SUPPLIED MATERIAL:

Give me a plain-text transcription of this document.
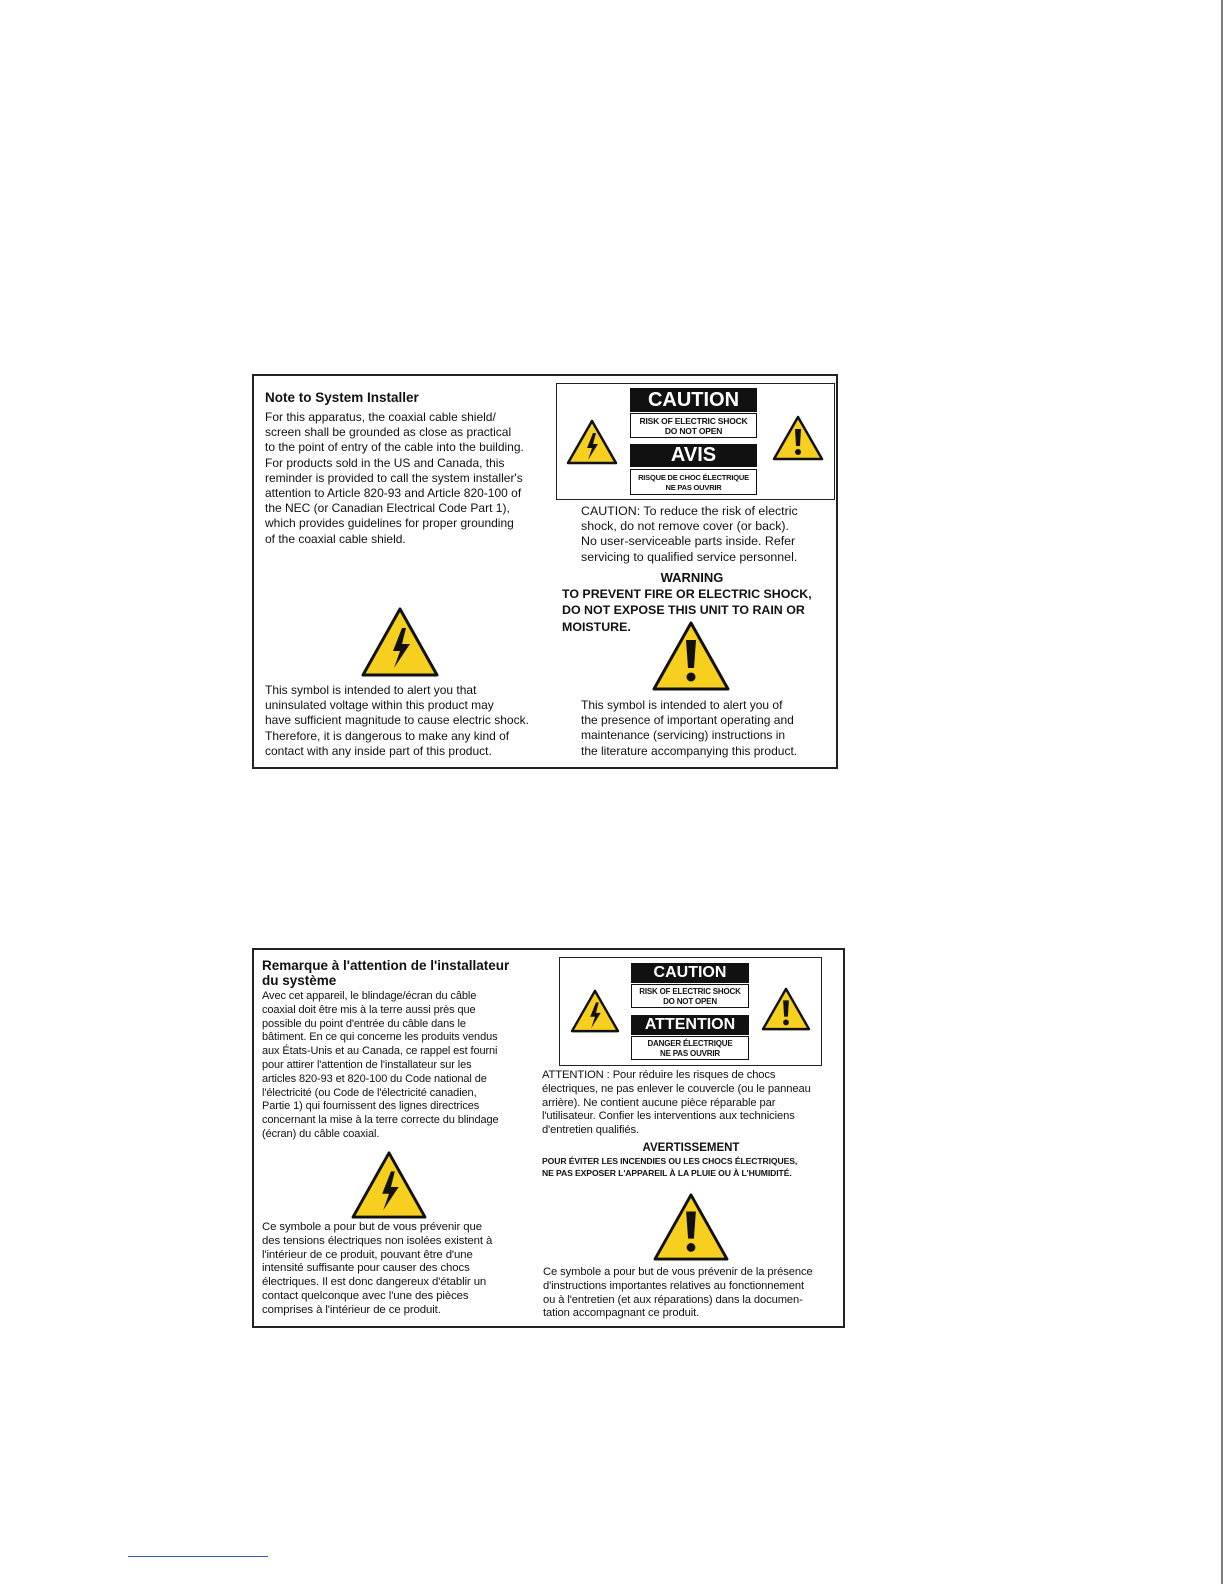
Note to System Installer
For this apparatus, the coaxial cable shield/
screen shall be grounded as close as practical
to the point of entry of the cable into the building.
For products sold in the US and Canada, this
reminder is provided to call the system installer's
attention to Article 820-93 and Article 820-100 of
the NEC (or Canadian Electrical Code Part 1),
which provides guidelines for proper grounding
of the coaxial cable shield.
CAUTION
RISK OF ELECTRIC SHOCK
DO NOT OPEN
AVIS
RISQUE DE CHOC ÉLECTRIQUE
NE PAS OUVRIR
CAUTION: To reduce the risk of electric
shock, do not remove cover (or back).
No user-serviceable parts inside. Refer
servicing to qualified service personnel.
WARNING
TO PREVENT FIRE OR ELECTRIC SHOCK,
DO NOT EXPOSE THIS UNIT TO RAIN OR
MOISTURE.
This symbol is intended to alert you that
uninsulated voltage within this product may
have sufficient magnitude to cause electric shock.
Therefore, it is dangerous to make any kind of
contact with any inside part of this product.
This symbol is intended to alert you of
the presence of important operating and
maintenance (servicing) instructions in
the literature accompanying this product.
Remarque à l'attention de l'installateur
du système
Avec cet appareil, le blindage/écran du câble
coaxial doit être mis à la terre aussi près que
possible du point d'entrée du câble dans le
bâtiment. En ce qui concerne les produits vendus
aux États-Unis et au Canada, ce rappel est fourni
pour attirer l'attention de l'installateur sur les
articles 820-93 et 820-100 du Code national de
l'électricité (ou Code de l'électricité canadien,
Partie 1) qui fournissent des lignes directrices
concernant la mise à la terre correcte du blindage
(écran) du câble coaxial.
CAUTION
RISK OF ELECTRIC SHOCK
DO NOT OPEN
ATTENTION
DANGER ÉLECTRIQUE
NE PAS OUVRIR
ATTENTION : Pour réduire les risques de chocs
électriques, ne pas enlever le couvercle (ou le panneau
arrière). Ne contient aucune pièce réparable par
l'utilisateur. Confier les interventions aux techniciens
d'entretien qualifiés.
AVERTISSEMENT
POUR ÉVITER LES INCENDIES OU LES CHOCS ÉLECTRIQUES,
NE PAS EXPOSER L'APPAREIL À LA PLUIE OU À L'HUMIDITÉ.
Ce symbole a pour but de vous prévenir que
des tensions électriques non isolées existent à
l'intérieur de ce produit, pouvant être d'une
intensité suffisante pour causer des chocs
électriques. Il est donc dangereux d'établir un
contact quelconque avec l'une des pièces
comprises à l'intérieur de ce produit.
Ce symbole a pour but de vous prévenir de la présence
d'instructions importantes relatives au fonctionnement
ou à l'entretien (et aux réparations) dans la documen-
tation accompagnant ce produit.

REQUIREMENTS:
Quote the data above in full, leaving out the pictures it holds.

WORKED SOLUTION:
Give me a plain-text transcription of this document.
Note to System Installer
For this apparatus, the coaxial cable shield/
screen shall be grounded as close as practical
to the point of entry of the cable into the building.
For products sold in the US and Canada, this
reminder is provided to call the system installer's
attention to Article 820-93 and Article 820-100 of
the NEC (or Canadian Electrical Code Part 1),
which provides guidelines for proper grounding
of the coaxial cable shield.
CAUTION
RISK OF ELECTRIC SHOCK
DO NOT OPEN
AVIS
RISQUE DE CHOC ÉLECTRIQUE
NE PAS OUVRIR
CAUTION: To reduce the risk of electric
shock, do not remove cover (or back).
No user-serviceable parts inside. Refer
servicing to qualified service personnel.
WARNING
TO PREVENT FIRE OR ELECTRIC SHOCK,
DO NOT EXPOSE THIS UNIT TO RAIN OR
MOISTURE.
This symbol is intended to alert you that
uninsulated voltage within this product may
have sufficient magnitude to cause electric shock.
Therefore, it is dangerous to make any kind of
contact with any inside part of this product.
This symbol is intended to alert you of
the presence of important operating and
maintenance (servicing) instructions in
the literature accompanying this product.
Remarque à l'attention de l'installateur
du système
Avec cet appareil, le blindage/écran du câble
coaxial doit être mis à la terre aussi près que
possible du point d'entrée du câble dans le
bâtiment. En ce qui concerne les produits vendus
aux États-Unis et au Canada, ce rappel est fourni
pour attirer l'attention de l'installateur sur les
articles 820-93 et 820-100 du Code national de
l'électricité (ou Code de l'électricité canadien,
Partie 1) qui fournissent des lignes directrices
concernant la mise à la terre correcte du blindage
(écran) du câble coaxial.
CAUTION
RISK OF ELECTRIC SHOCK
DO NOT OPEN
ATTENTION
DANGER ÉLECTRIQUE
NE PAS OUVRIR
ATTENTION : Pour réduire les risques de chocs
électriques, ne pas enlever le couvercle (ou le panneau
arrière). Ne contient aucune pièce réparable par
l'utilisateur. Confier les interventions aux techniciens
d'entretien qualifiés.
AVERTISSEMENT
POUR ÉVITER LES INCENDIES OU LES CHOCS ÉLECTRIQUES,
NE PAS EXPOSER L'APPAREIL À LA PLUIE OU À L'HUMIDITÉ.
Ce symbole a pour but de vous prévenir que
des tensions électriques non isolées existent à
l'intérieur de ce produit, pouvant être d'une
intensité suffisante pour causer des chocs
électriques. Il est donc dangereux d'établir un
contact quelconque avec l'une des pièces
comprises à l'intérieur de ce produit.
Ce symbole a pour but de vous prévenir de la présence
d'instructions importantes relatives au fonctionnement
ou à l'entretien (et aux réparations) dans la documen-
tation accompagnant ce produit.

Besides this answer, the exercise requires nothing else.